What is required – Go through the records and copy each line where the word "Spectrum" occurs.

--

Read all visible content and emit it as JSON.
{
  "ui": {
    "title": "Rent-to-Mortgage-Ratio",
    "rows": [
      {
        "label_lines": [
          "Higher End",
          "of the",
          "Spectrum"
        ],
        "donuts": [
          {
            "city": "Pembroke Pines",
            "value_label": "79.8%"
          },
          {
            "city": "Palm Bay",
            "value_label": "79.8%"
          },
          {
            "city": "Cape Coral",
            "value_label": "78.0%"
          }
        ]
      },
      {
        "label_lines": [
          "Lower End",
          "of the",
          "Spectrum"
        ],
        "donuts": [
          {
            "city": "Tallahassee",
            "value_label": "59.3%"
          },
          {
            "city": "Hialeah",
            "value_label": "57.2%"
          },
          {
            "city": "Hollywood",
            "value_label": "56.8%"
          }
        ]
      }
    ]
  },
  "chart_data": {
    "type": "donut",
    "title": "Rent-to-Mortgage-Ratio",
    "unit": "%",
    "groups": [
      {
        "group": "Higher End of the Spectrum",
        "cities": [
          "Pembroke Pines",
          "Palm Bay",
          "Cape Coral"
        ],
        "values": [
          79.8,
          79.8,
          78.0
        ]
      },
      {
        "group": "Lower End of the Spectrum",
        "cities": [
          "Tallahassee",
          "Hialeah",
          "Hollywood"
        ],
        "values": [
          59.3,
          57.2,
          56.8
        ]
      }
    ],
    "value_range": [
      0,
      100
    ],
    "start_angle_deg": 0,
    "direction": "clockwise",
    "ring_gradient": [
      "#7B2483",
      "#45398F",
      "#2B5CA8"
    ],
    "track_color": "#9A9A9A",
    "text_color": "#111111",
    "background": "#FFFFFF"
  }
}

--

Written answer –
          "Spectrum"
          "Spectrum"
        "group": "Higher End of the Spectrum",
        "group": "Lower End of the Spectrum",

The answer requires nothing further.